EXCERTO DO DOCUMENTO =>
* * * * *

E hoje ninguém já tem dúvidas do papel decisivo que representa a inteligência emocional.
Que ninguém se admire pois, que a tristeza nos invada, que a depressão seja companheira. Inconscientemente e sem o saberem explicar, as pessoas sentem-se hoje como num violento salto no vácuo. Sentem-se não em evolução, mas em mutação.
E os pequenos fenómenos de que se dão conta de que algo os ultrapassa, é verificar que comem as tais maçãs padronizadas e insípidas em desfavor da tal riscadinha.
Penso que esta história de a todo o custo querer estar no chamado pelotão da frente sem que se tivessem tomado outras medidas, como a de estimulação do nosso amor próprio e o despertar da nossa espontaneidade e criatividade pode ter consequências trágicas.
Oxalá consigamos ir a tempo de o perceber e escolher caminho.
Porém, este erro já vem de trás, de há muitas gerações – o que vem de fora é que é bom…-
Agora porém, com uma gravidade que pode ser trágica, porque pode transformar-se em via sem retorno.
Ao complexo de “bom aluno” devemos contrapor a posição firme do “temos aqui para a troca”.

* * * * *

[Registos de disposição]
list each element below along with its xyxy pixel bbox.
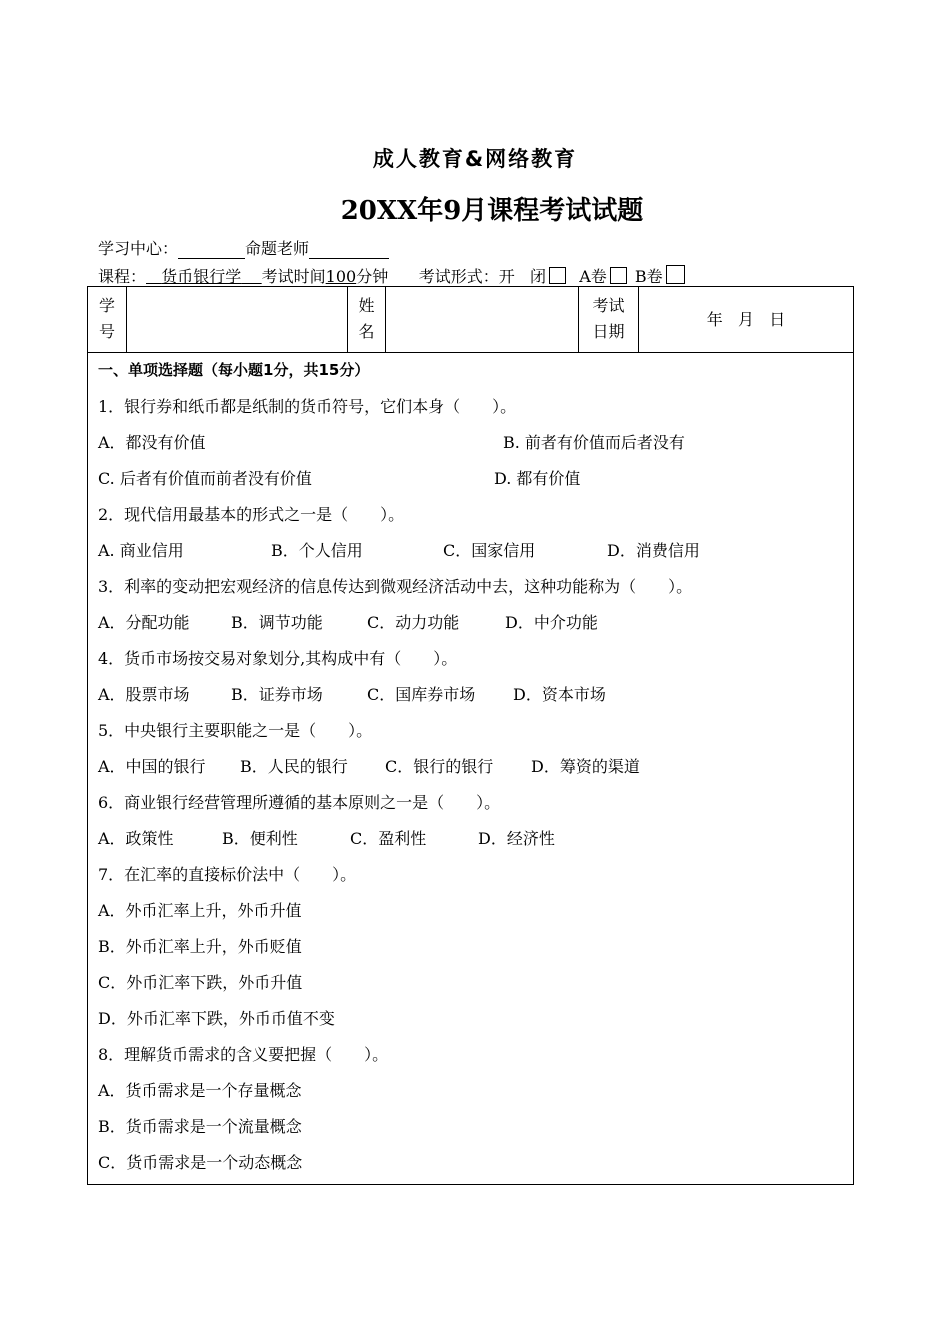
q3-option-a: A．分配功能 bbox=[98, 613, 190, 632]
question-2: 2．现代信用最基本的形式之一是（ ）。 bbox=[98, 505, 405, 524]
q8-option-c: C．货币需求是一个动态概念 bbox=[98, 1153, 303, 1172]
info-line-2 bbox=[98, 264, 688, 287]
q1-option-d: D. 都有价值 bbox=[494, 469, 581, 488]
question-6: 6．商业银行经营管理所遵循的基本原则之一是（ ）。 bbox=[98, 793, 501, 812]
teacher-label: 命题老师 bbox=[245, 239, 310, 258]
q8-option-a: A．货币需求是一个存量概念 bbox=[98, 1081, 302, 1100]
paper-b-checkbox[interactable] bbox=[666, 265, 685, 284]
paper-a-checkbox[interactable] bbox=[610, 267, 627, 284]
exam-date-value: 年 月 日 bbox=[706, 310, 786, 329]
q2-option-c: C．国家信用 bbox=[443, 541, 536, 560]
course-value: 货币银行学 bbox=[161, 267, 242, 286]
q7-option-d: D．外币汇率下跌，外币币值不变 bbox=[98, 1009, 335, 1028]
q2-option-d: D．消费信用 bbox=[607, 541, 700, 560]
time-unit: 分钟 bbox=[356, 267, 389, 286]
question-5: 5．中央银行主要职能之一是（ ）。 bbox=[98, 721, 373, 740]
q6-option-d: D．经济性 bbox=[478, 829, 555, 848]
q3-option-d: D．中介功能 bbox=[505, 613, 598, 632]
q1-option-b: B. 前者有价值而后者没有 bbox=[503, 433, 685, 452]
exam-date-label: 考试 日期 bbox=[592, 296, 625, 341]
q4-option-d: D．资本市场 bbox=[513, 685, 606, 704]
form-open: 开 bbox=[498, 267, 515, 286]
form-closed: 闭 bbox=[530, 267, 547, 286]
form-label: 考试形式： bbox=[418, 267, 499, 286]
question-7: 7．在汇率的直接标价法中（ ）。 bbox=[98, 865, 357, 884]
q1-option-c: C. 后者有价值而前者没有价值 bbox=[98, 469, 312, 488]
exam-title: 20XX年9月课程考试试题 bbox=[340, 196, 644, 226]
q7-option-b: B．外币汇率上升，外币贬值 bbox=[98, 937, 302, 956]
time-value: 100 bbox=[325, 267, 357, 286]
paper-b: B卷 bbox=[634, 267, 663, 286]
section-heading: 一、单项选择题（每小题1分，共15分） bbox=[98, 361, 370, 379]
q5-option-d: D．筹资的渠道 bbox=[531, 757, 640, 776]
q2-option-a: A. 商业信用 bbox=[98, 541, 184, 560]
student-id-field[interactable] bbox=[127, 287, 347, 352]
q4-option-b: B．证券市场 bbox=[231, 685, 323, 704]
question-3: 3．利率的变动把宏观经济的信息传达到微观经济活动中去，这种功能称为（ ）。 bbox=[98, 577, 693, 596]
q5-option-c: C．银行的银行 bbox=[385, 757, 494, 776]
question-1: 1．银行券和纸币都是纸制的货币符号，它们本身（ ）。 bbox=[98, 397, 517, 416]
center-label: 学习中心： bbox=[98, 239, 179, 258]
q7-option-c: C．外币汇率下跌，外币升值 bbox=[98, 973, 303, 992]
name-field[interactable] bbox=[386, 287, 578, 352]
q5-option-b: B．人民的银行 bbox=[240, 757, 348, 776]
paper-a: A卷 bbox=[579, 267, 607, 286]
student-info-table bbox=[87, 286, 854, 353]
question-8: 8．理解货币需求的含义要把握（ ）。 bbox=[98, 1045, 389, 1064]
q8-option-b: B．货币需求是一个流量概念 bbox=[98, 1117, 302, 1136]
question-4: 4．货币市场按交易对象划分,其构成中有（ ）。 bbox=[98, 649, 458, 668]
org-title: 成人教育&网络教育 bbox=[372, 147, 578, 171]
student-id-label: 学 号 bbox=[98, 296, 115, 341]
q3-option-b: B．调节功能 bbox=[231, 613, 323, 632]
q7-option-a: A．外币汇率上升，外币升值 bbox=[98, 901, 302, 920]
q1-option-a: A．都没有价值 bbox=[98, 433, 206, 452]
closed-checkbox[interactable] bbox=[549, 267, 566, 284]
q2-option-b: B．个人信用 bbox=[271, 541, 363, 560]
q5-option-a: A．中国的银行 bbox=[98, 757, 206, 776]
q6-option-b: B．便利性 bbox=[222, 829, 298, 848]
q6-option-a: A．政策性 bbox=[98, 829, 174, 848]
q4-option-c: C．国库券市场 bbox=[367, 685, 476, 704]
q4-option-a: A．股票市场 bbox=[98, 685, 190, 704]
center-blank bbox=[178, 242, 245, 259]
name-label: 姓 名 bbox=[358, 296, 375, 341]
time-label: 考试时间 bbox=[261, 267, 326, 286]
course-label: 课程： bbox=[98, 267, 147, 286]
info-line-1 bbox=[98, 236, 389, 259]
q6-option-c: C．盈利性 bbox=[350, 829, 427, 848]
teacher-blank bbox=[309, 242, 389, 259]
q3-option-c: C．动力功能 bbox=[367, 613, 460, 632]
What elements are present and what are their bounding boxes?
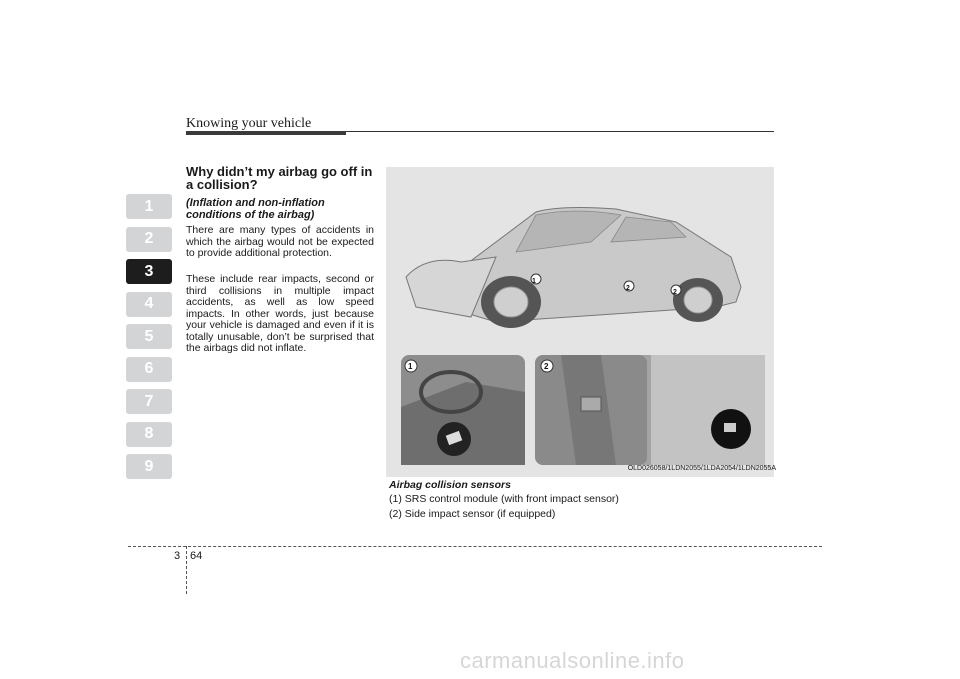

* * * * *

TAREFA CURTA 1 =>
Edita o trecho dos registos que vai da linha com "q3-option-a: A．分配功能 bbox=[98, 613, 190, 632]" à linha com "teacher-label: 命题老师 bbox=[245, 239, 310, 258]", ambas incluídas, trocando "bbox" por "caixa" e deixando tudo o resto igual. Devolve apenas essas linhas.
TAREFA CURTA 2 =>
Continua o texto sobre a inteligência emocional e o apego ao que vem de fora a partir do ponto em que termina.
O texto e os registos são materiais independentes um do outro.

RESPOSTA 1 =>
q3-option-a: A．分配功能 caixa=[98, 613, 190, 632]
question-2: 2．现代信用最基本的形式之一是（ ）。 caixa=[98, 505, 405, 524]
q8-option-c: C．货币需求是一个动态概念 caixa=[98, 1153, 303, 1172]
info-line-2 caixa=[98, 264, 688, 287]
q1-option-d: D. 都有价值 caixa=[494, 469, 581, 488]
question-6: 6．商业银行经营管理所遵循的基本原则之一是（ ）。 caixa=[98, 793, 501, 812]
teacher-label: 命题老师 caixa=[245, 239, 310, 258]

RESPOSTA 2 =>
Aos comprimidos de progresso que nos querem fazer ingerir, devemos adoptar o nosso modelo, a nossa via, o nosso tempo, sem nos sentirmos violentados.
Temos porém, que não perder tempo e mudar muito no que concerne às falsas questões, aos complexos de inferioridade, ao pouco rigor, às invejas, aos sebastianismos desculpabilizantes e à subsídio-dependência inferiorizante.
Precisamos de, em conjunto, protagonizar um projecto aglutinizador, mas que potencialize as nossas melhores qualidades.
E precisamos de líderes para o ajudar a executar.
Pois, mas isto já é outra conversa…
E se os actuais já os conhecemos bem demais…os do futuro é urgente que tenham condições para poderem regressar.
Será o melhor investimento antes que passemos a ser:
Portugal – Região Autónoma da Ibéria!